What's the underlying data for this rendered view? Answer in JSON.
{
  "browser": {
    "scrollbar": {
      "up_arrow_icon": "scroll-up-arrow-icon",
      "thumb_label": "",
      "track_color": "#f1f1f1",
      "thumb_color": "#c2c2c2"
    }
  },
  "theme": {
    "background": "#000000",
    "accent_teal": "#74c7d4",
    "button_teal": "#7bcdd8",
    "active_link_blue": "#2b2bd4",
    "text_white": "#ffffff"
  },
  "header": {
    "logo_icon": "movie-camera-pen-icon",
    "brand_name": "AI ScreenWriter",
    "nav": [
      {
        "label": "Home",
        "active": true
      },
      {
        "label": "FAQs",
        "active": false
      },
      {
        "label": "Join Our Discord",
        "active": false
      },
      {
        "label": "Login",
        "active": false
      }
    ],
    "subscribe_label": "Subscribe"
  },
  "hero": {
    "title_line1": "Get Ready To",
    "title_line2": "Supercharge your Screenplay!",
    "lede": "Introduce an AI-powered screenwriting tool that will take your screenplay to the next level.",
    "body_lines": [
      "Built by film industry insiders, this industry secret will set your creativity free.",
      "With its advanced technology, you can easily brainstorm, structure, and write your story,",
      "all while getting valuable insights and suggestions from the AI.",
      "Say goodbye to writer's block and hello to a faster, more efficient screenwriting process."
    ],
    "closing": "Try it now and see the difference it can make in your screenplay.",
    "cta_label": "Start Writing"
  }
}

^^^^

▸ **TASK DIRECTIONS**: Extract the full listing and reproduce each line exactly.

▸ **OUTPUT BELOW**:
What's the underlying data for this rendered view? Answer in JSON.
{
  "browser": {
    "scrollbar": {
      "up_arrow_icon": "scroll-up-arrow-icon",
      "thumb_label": "",
      "track_color": "#f1f1f1",
      "thumb_color": "#c2c2c2"
    }
  },
  "theme": {
    "background": "#000000",
    "accent_teal": "#74c7d4",
    "button_teal": "#7bcdd8",
    "active_link_blue": "#2b2bd4",
    "text_white": "#ffffff"
  },
  "header": {
    "logo_icon": "movie-camera-pen-icon",
    "brand_name": "AI ScreenWriter",
    "nav": [
      {
        "label": "Home",
        "active": true
      },
      {
        "label": "FAQs",
        "active": false
      },
      {
        "label": "Join Our Discord",
        "active": false
      },
      {
        "label": "Login",
        "active": false
      }
    ],
    "subscribe_label": "Subscribe"
  },
  "hero": {
    "title_line1": "Get Ready To",
    "title_line2": "Supercharge your Screenplay!",
    "lede": "Introduce an AI-powered screenwriting tool that will take your screenplay to the next level.",
    "body_lines": [
      "Built by film industry insiders, this industry secret will set your creativity free.",
      "With its advanced technology, you can easily brainstorm, structure, and write your story,",
      "all while getting valuable insights and suggestions from the AI.",
      "Say goodbye to writer's block and hello to a faster, more efficient screenwriting process."
    ],
    "closing": "Try it now and see the difference it can make in your screenplay.",
    "cta_label": "Start Writing"
  }
}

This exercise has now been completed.